> _Dataset entries_:
[START]

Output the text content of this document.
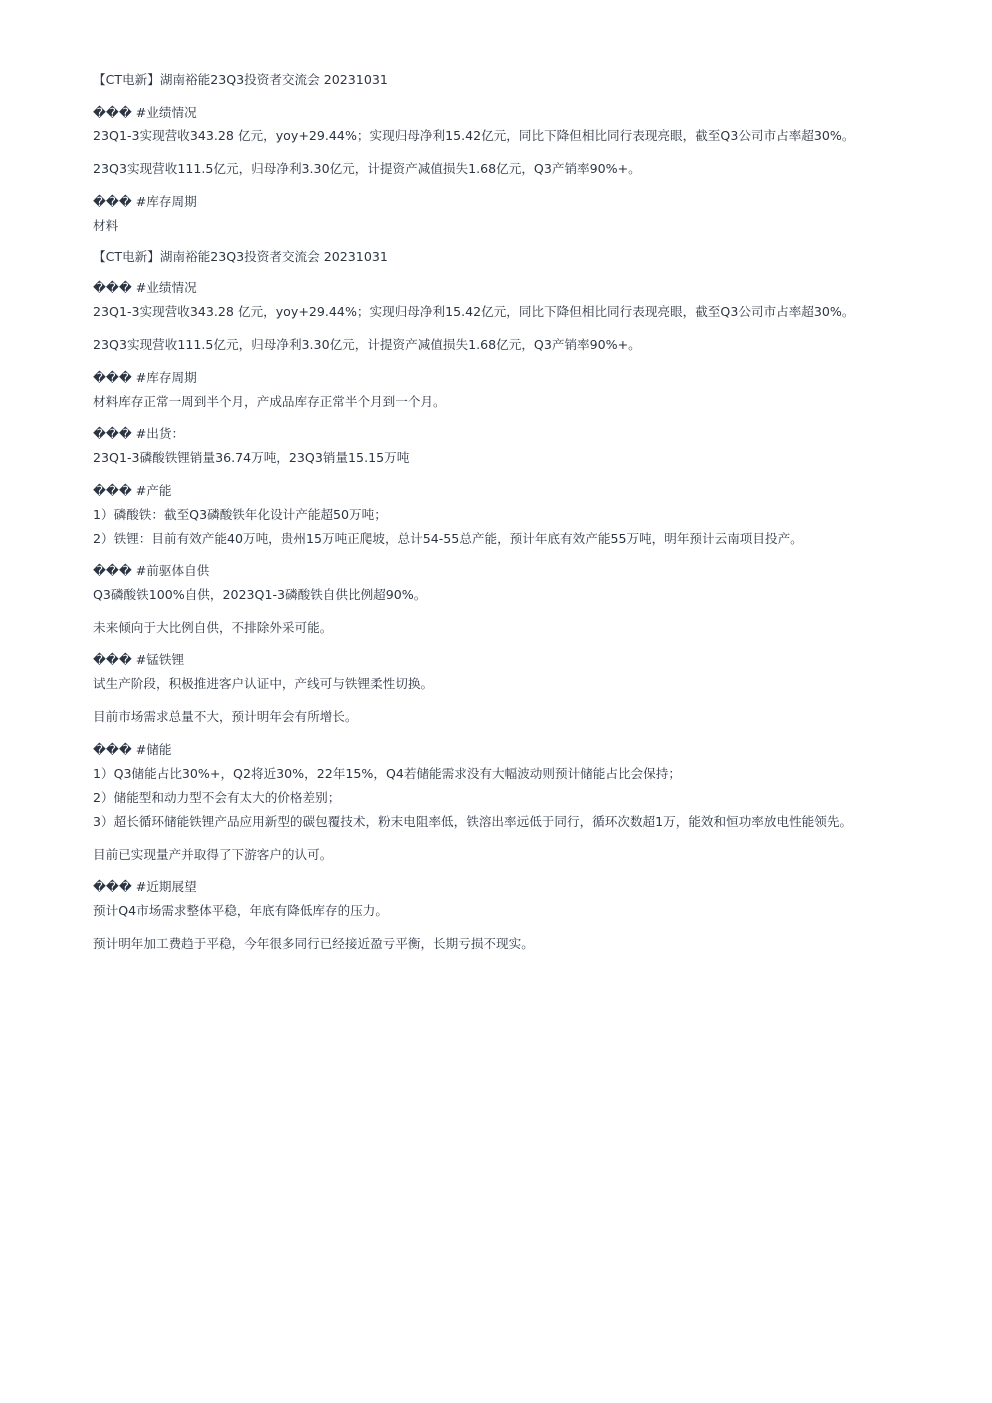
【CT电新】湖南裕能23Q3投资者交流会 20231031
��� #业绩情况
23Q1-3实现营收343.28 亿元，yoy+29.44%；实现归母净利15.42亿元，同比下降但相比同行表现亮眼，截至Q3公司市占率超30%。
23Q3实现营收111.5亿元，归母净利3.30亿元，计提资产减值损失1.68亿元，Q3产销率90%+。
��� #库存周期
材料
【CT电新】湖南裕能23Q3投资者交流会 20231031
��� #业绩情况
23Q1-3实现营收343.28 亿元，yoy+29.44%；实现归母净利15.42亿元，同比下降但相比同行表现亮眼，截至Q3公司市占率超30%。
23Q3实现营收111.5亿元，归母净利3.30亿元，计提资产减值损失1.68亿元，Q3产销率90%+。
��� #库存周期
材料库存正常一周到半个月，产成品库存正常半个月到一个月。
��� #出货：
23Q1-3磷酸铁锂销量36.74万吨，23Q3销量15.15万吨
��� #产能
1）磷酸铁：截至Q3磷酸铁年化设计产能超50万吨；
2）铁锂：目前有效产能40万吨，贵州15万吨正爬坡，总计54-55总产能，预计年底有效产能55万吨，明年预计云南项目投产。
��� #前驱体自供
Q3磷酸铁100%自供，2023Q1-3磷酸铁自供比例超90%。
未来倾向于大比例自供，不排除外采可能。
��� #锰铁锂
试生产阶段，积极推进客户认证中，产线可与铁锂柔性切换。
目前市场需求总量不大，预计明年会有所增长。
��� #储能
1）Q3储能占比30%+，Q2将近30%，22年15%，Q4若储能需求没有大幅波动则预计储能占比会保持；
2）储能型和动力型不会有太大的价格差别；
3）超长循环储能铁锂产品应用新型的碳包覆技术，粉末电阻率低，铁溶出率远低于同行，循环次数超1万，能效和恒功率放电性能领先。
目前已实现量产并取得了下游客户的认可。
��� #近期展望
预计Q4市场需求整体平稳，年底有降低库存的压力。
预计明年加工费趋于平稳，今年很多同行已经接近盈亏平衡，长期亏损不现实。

[END]

> _Brief_:
Copy the material above exactly and drop the pictures.

> _Response to the task_:
Output the text content of this document.
【CT电新】湖南裕能23Q3投资者交流会 20231031
��� #业绩情况
23Q1-3实现营收343.28 亿元，yoy+29.44%；实现归母净利15.42亿元，同比下降但相比同行表现亮眼，截至Q3公司市占率超30%。
23Q3实现营收111.5亿元，归母净利3.30亿元，计提资产减值损失1.68亿元，Q3产销率90%+。
��� #库存周期
材料
【CT电新】湖南裕能23Q3投资者交流会 20231031
��� #业绩情况
23Q1-3实现营收343.28 亿元，yoy+29.44%；实现归母净利15.42亿元，同比下降但相比同行表现亮眼，截至Q3公司市占率超30%。
23Q3实现营收111.5亿元，归母净利3.30亿元，计提资产减值损失1.68亿元，Q3产销率90%+。
��� #库存周期
材料库存正常一周到半个月，产成品库存正常半个月到一个月。
��� #出货：
23Q1-3磷酸铁锂销量36.74万吨，23Q3销量15.15万吨
��� #产能
1）磷酸铁：截至Q3磷酸铁年化设计产能超50万吨；
2）铁锂：目前有效产能40万吨，贵州15万吨正爬坡，总计54-55总产能，预计年底有效产能55万吨，明年预计云南项目投产。
��� #前驱体自供
Q3磷酸铁100%自供，2023Q1-3磷酸铁自供比例超90%。
未来倾向于大比例自供，不排除外采可能。
��� #锰铁锂
试生产阶段，积极推进客户认证中，产线可与铁锂柔性切换。
目前市场需求总量不大，预计明年会有所增长。
��� #储能
1）Q3储能占比30%+，Q2将近30%，22年15%，Q4若储能需求没有大幅波动则预计储能占比会保持；
2）储能型和动力型不会有太大的价格差别；
3）超长循环储能铁锂产品应用新型的碳包覆技术，粉末电阻率低，铁溶出率远低于同行，循环次数超1万，能效和恒功率放电性能领先。
目前已实现量产并取得了下游客户的认可。
��� #近期展望
预计Q4市场需求整体平稳，年底有降低库存的压力。
预计明年加工费趋于平稳，今年很多同行已经接近盈亏平衡，长期亏损不现实。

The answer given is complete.